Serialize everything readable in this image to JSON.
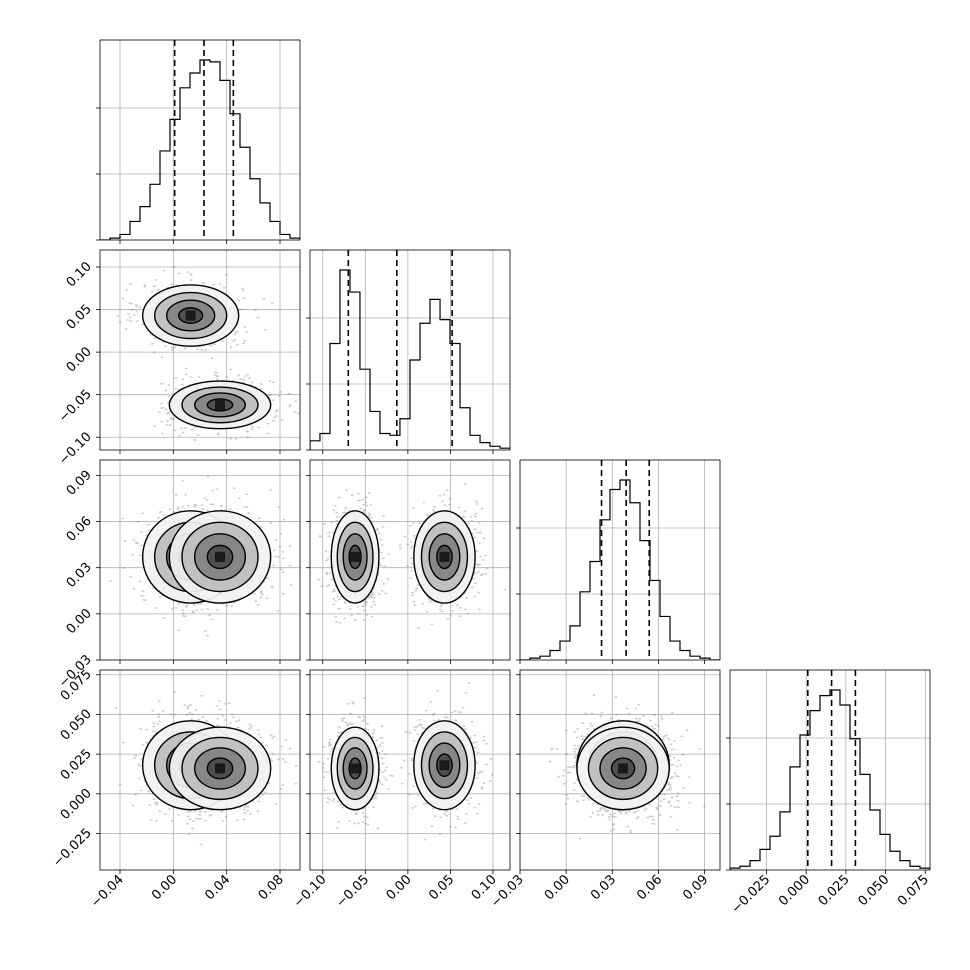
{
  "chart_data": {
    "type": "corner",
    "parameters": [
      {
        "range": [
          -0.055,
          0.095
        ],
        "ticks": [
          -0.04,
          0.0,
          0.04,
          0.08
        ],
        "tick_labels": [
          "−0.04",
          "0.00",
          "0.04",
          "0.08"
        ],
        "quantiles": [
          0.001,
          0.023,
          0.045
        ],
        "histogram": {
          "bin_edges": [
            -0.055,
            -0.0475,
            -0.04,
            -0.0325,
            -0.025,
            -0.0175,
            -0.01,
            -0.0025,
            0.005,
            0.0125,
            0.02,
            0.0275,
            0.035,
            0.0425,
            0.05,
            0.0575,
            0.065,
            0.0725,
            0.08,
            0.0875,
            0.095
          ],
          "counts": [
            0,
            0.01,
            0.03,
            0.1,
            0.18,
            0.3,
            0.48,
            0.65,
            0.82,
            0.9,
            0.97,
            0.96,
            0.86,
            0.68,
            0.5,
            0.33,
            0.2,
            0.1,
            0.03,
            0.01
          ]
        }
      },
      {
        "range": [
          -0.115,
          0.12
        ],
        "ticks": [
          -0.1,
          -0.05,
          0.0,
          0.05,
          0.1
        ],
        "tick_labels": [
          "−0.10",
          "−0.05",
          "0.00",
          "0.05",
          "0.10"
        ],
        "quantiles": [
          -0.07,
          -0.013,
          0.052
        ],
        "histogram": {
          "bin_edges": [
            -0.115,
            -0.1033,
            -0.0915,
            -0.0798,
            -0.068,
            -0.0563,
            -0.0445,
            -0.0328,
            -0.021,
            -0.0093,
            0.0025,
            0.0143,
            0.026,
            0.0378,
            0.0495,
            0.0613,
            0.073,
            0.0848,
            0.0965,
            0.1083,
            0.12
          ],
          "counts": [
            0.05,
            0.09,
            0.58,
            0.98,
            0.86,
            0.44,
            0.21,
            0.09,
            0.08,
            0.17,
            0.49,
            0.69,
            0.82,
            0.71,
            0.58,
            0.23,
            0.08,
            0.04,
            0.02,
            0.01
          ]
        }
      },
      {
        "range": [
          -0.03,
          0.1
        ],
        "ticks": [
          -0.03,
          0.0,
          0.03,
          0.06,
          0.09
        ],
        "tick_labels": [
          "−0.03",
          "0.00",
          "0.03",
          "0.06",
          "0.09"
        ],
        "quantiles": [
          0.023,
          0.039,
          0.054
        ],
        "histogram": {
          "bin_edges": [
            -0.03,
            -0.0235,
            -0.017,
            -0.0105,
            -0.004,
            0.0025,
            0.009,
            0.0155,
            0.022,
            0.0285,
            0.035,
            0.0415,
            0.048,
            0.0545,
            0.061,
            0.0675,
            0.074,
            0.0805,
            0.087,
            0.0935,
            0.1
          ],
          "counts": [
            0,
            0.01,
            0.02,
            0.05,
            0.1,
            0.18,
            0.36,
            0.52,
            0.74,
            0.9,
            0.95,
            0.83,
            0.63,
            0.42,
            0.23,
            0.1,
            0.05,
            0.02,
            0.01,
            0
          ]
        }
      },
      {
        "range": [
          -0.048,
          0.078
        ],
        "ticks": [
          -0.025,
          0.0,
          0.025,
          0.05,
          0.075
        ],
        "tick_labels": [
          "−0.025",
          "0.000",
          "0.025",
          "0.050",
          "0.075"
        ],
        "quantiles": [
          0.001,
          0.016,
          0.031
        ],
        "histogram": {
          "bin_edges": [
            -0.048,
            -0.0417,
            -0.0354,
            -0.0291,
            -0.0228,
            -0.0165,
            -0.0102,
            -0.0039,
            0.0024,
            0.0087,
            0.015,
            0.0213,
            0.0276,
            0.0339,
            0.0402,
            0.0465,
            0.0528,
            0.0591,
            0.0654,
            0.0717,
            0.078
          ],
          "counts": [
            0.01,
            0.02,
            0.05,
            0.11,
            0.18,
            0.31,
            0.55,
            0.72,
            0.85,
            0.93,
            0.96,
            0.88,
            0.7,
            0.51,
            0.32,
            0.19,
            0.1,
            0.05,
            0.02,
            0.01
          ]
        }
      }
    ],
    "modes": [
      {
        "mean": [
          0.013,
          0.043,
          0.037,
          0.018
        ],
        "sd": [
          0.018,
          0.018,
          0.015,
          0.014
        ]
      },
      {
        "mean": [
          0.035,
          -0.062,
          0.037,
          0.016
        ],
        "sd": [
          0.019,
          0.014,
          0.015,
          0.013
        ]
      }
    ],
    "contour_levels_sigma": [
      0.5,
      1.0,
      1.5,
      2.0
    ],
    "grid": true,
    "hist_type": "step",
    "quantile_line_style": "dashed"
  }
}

····················

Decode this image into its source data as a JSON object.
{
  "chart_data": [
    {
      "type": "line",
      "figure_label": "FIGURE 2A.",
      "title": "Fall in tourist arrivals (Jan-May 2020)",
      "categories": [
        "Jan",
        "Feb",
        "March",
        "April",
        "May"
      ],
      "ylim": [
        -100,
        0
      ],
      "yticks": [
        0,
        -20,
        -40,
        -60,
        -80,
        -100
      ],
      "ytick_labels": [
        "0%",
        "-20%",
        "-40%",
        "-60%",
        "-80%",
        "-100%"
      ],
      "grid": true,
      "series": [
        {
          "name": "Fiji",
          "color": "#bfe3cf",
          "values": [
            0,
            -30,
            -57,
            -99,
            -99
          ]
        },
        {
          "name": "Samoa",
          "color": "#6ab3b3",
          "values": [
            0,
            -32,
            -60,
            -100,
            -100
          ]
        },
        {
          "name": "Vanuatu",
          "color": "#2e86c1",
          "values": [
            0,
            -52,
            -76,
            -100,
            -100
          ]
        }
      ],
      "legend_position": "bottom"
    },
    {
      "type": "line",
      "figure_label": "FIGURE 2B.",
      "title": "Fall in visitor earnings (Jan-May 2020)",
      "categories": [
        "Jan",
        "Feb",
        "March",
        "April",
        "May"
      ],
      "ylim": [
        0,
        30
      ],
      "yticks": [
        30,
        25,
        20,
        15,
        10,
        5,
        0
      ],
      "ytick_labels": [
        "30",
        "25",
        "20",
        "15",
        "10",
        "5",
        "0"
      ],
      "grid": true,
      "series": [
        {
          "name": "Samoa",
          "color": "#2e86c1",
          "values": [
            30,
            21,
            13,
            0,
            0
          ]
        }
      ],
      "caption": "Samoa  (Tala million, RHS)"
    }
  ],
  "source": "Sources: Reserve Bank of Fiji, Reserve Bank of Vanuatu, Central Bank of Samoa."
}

····················

What you will do: Locate the word "Fall" in the records above, and return each line that has it.

Response to this task:
      "title": "Fall in tourist arrivals (Jan-May 2020)",
      "title": "Fall in visitor earnings (Jan-May 2020)",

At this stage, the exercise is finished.